**WRITTEN EXERCISE:** Would it be possible to write out each entry below exactly, without the pictures?
· · ·
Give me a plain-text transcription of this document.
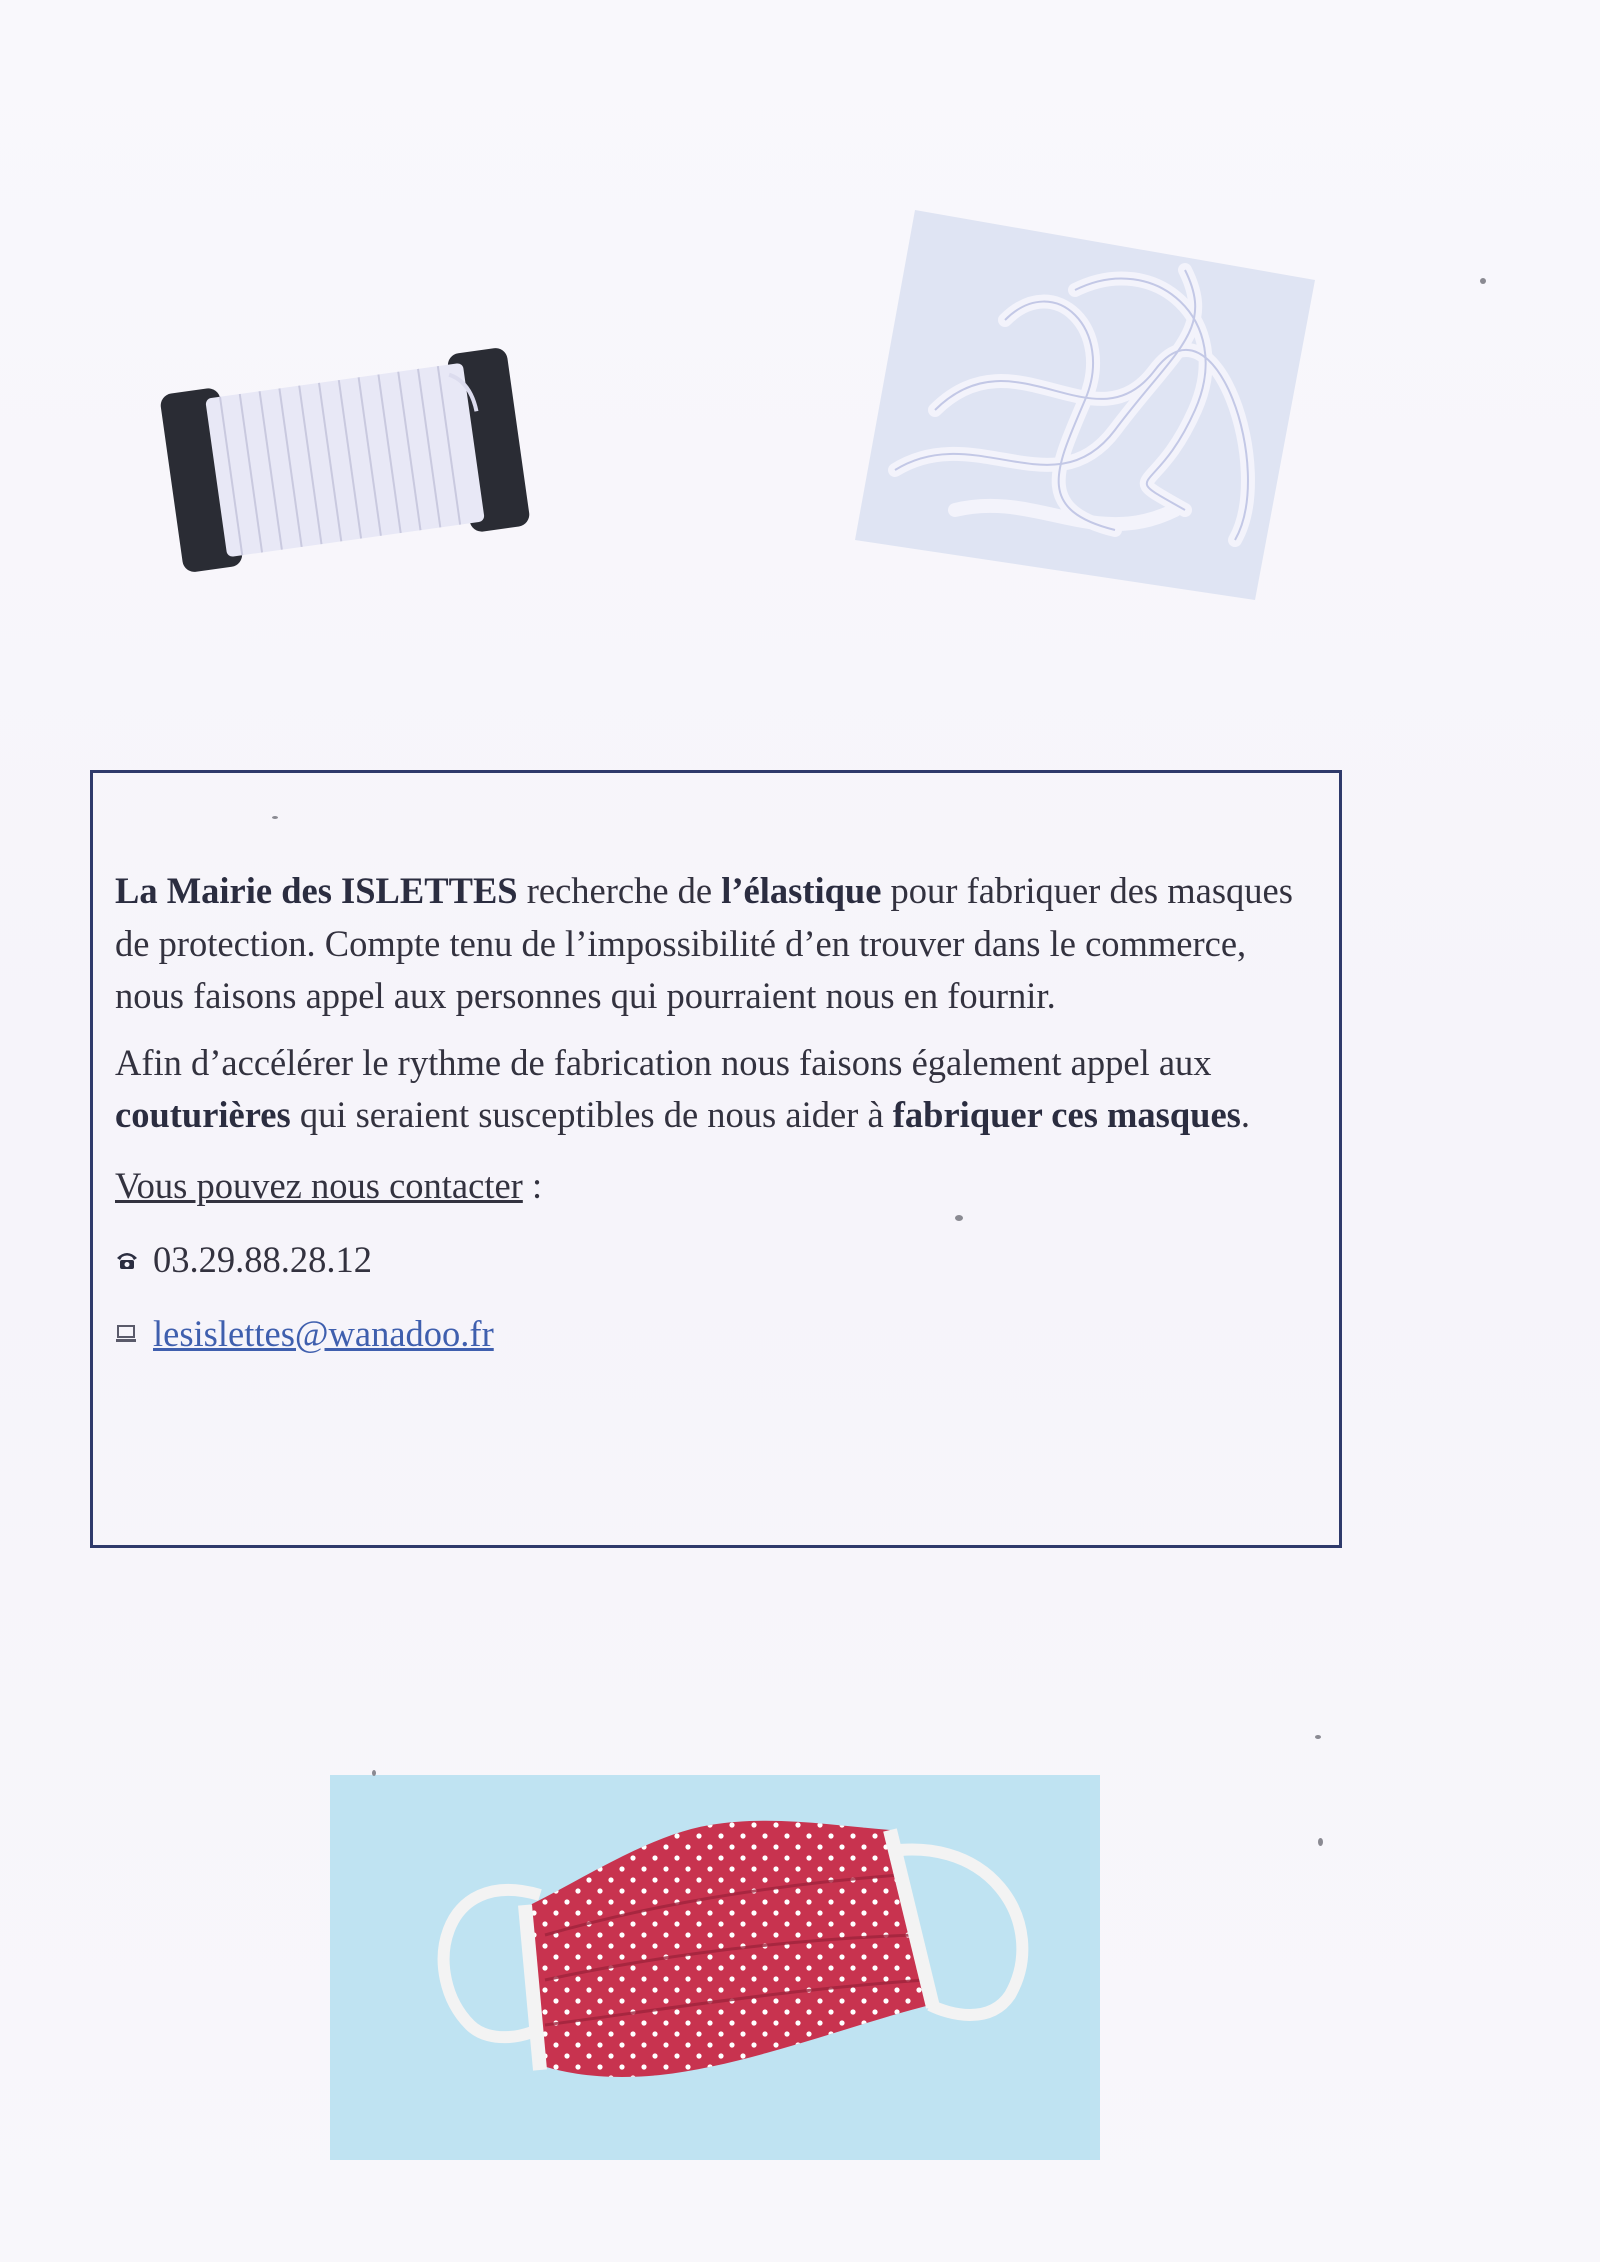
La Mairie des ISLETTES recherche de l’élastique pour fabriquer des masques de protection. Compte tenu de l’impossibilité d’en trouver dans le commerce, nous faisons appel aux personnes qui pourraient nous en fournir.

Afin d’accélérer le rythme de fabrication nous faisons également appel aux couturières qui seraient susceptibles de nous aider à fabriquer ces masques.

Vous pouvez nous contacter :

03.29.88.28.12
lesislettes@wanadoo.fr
· · ·
**CORRECT ANSWER:**
Give me a plain-text transcription of this document.
La Mairie des ISLETTES recherche de l’élastique pour fabriquer des masques de protection. Compte tenu de l’impossibilité d’en trouver dans le commerce, nous faisons appel aux personnes qui pourraient nous en fournir.

Afin d’accélérer le rythme de fabrication nous faisons également appel aux couturières qui seraient susceptibles de nous aider à fabriquer ces masques.

Vous pouvez nous contacter :

03.29.88.28.12
lesislettes@wanadoo.fr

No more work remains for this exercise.